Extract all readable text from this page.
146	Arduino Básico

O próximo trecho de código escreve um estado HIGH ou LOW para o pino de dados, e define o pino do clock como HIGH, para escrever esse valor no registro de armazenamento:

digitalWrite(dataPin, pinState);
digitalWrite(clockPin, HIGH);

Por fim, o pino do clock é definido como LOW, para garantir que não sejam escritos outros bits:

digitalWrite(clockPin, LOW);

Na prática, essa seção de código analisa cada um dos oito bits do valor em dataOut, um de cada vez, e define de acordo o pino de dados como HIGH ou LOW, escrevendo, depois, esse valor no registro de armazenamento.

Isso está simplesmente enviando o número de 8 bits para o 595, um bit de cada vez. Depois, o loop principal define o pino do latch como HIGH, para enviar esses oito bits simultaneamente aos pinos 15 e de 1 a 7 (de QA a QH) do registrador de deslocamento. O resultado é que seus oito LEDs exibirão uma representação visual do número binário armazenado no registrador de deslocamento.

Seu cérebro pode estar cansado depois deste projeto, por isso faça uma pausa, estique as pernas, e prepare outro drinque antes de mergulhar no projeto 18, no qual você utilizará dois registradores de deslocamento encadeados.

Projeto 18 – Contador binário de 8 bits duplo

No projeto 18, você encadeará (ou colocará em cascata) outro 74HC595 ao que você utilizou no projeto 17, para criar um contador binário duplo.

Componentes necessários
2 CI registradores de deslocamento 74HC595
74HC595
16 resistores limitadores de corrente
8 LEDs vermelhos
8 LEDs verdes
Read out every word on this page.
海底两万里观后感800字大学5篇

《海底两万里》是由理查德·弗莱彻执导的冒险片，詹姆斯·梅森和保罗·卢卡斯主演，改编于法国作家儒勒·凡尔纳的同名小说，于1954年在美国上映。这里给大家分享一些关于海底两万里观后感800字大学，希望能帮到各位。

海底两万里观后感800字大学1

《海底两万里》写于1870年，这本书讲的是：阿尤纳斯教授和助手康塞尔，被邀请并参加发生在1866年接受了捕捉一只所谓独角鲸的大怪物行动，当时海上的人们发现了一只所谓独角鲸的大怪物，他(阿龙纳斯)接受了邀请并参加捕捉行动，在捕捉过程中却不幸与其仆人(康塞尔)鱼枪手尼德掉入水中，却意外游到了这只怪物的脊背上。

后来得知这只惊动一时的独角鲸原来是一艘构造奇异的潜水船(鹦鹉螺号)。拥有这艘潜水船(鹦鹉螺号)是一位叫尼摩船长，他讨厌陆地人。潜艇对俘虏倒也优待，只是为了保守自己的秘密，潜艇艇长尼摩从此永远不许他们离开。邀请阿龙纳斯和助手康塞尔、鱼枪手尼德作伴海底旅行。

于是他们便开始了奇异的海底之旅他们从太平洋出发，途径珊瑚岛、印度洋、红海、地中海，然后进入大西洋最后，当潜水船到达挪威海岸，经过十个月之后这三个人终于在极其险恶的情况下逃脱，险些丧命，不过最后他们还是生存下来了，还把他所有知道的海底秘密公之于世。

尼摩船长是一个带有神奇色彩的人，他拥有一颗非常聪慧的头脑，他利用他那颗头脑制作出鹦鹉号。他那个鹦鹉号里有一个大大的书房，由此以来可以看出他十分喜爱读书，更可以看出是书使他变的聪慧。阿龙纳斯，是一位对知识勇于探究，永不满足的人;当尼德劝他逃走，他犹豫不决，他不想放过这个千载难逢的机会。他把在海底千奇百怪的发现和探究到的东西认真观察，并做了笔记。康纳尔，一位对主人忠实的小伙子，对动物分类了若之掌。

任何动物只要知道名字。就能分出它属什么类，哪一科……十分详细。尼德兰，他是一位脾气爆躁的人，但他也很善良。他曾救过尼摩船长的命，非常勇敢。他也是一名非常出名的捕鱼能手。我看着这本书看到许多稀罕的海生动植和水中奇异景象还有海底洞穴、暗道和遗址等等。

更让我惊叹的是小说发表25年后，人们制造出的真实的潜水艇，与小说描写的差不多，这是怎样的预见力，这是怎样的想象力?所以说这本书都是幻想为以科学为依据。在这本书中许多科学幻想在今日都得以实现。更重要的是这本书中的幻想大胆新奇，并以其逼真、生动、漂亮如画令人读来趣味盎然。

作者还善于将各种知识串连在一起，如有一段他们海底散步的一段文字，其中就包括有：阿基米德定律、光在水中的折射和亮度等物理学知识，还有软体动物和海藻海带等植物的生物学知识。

________

DO THIS:
Using the exact wording, write out all of the records.

COMPLETED EXERCISE:
Extract all readable text from this page.
146	Arduino Básico

O próximo trecho de código escreve um estado HIGH ou LOW para o pino de dados, e define o pino do clock como HIGH, para escrever esse valor no registro de armazenamento:

digitalWrite(dataPin, pinState);
digitalWrite(clockPin, HIGH);

Por fim, o pino do clock é definido como LOW, para garantir que não sejam escritos outros bits:

digitalWrite(clockPin, LOW);

Na prática, essa seção de código analisa cada um dos oito bits do valor em dataOut, um de cada vez, e define de acordo o pino de dados como HIGH ou LOW, escrevendo, depois, esse valor no registro de armazenamento.

Isso está simplesmente enviando o número de 8 bits para o 595, um bit de cada vez. Depois, o loop principal define o pino do latch como HIGH, para enviar esses oito bits simultaneamente aos pinos 15 e de 1 a 7 (de QA a QH) do registrador de deslocamento. O resultado é que seus oito LEDs exibirão uma representação visual do número binário armazenado no registrador de deslocamento.

Seu cérebro pode estar cansado depois deste projeto, por isso faça uma pausa, estique as pernas, e prepare outro drinque antes de mergulhar no projeto 18, no qual você utilizará dois registradores de deslocamento encadeados.

Projeto 18 – Contador binário de 8 bits duplo

No projeto 18, você encadeará (ou colocará em cascata) outro 74HC595 ao que você utilizou no projeto 17, para criar um contador binário duplo.

Componentes necessários
2 CI registradores de deslocamento 74HC595
74HC595
16 resistores limitadores de corrente
8 LEDs vermelhos
8 LEDs verdes
Read out every word on this page.
海底两万里观后感800字大学5篇

《海底两万里》是由理查德·弗莱彻执导的冒险片，詹姆斯·梅森和保罗·卢卡斯主演，改编于法国作家儒勒·凡尔纳的同名小说，于1954年在美国上映。这里给大家分享一些关于海底两万里观后感800字大学，希望能帮到各位。

海底两万里观后感800字大学1

《海底两万里》写于1870年，这本书讲的是：阿尤纳斯教授和助手康塞尔，被邀请并参加发生在1866年接受了捕捉一只所谓独角鲸的大怪物行动，当时海上的人们发现了一只所谓独角鲸的大怪物，他(阿龙纳斯)接受了邀请并参加捕捉行动，在捕捉过程中却不幸与其仆人(康塞尔)鱼枪手尼德掉入水中，却意外游到了这只怪物的脊背上。

后来得知这只惊动一时的独角鲸原来是一艘构造奇异的潜水船(鹦鹉螺号)。拥有这艘潜水船(鹦鹉螺号)是一位叫尼摩船长，他讨厌陆地人。潜艇对俘虏倒也优待，只是为了保守自己的秘密，潜艇艇长尼摩从此永远不许他们离开。邀请阿龙纳斯和助手康塞尔、鱼枪手尼德作伴海底旅行。

于是他们便开始了奇异的海底之旅他们从太平洋出发，途径珊瑚岛、印度洋、红海、地中海，然后进入大西洋最后，当潜水船到达挪威海岸，经过十个月之后这三个人终于在极其险恶的情况下逃脱，险些丧命，不过最后他们还是生存下来了，还把他所有知道的海底秘密公之于世。

尼摩船长是一个带有神奇色彩的人，他拥有一颗非常聪慧的头脑，他利用他那颗头脑制作出鹦鹉号。他那个鹦鹉号里有一个大大的书房，由此以来可以看出他十分喜爱读书，更可以看出是书使他变的聪慧。阿龙纳斯，是一位对知识勇于探究，永不满足的人;当尼德劝他逃走，他犹豫不决，他不想放过这个千载难逢的机会。他把在海底千奇百怪的发现和探究到的东西认真观察，并做了笔记。康纳尔，一位对主人忠实的小伙子，对动物分类了若之掌。

任何动物只要知道名字。就能分出它属什么类，哪一科……十分详细。尼德兰，他是一位脾气爆躁的人，但他也很善良。他曾救过尼摩船长的命，非常勇敢。他也是一名非常出名的捕鱼能手。我看着这本书看到许多稀罕的海生动植和水中奇异景象还有海底洞穴、暗道和遗址等等。

更让我惊叹的是小说发表25年后，人们制造出的真实的潜水艇，与小说描写的差不多，这是怎样的预见力，这是怎样的想象力?所以说这本书都是幻想为以科学为依据。在这本书中许多科学幻想在今日都得以实现。更重要的是这本书中的幻想大胆新奇，并以其逼真、生动、漂亮如画令人读来趣味盎然。

作者还善于将各种知识串连在一起，如有一段他们海底散步的一段文字，其中就包括有：阿基米德定律、光在水中的折射和亮度等物理学知识，还有软体动物和海藻海带等植物的生物学知识。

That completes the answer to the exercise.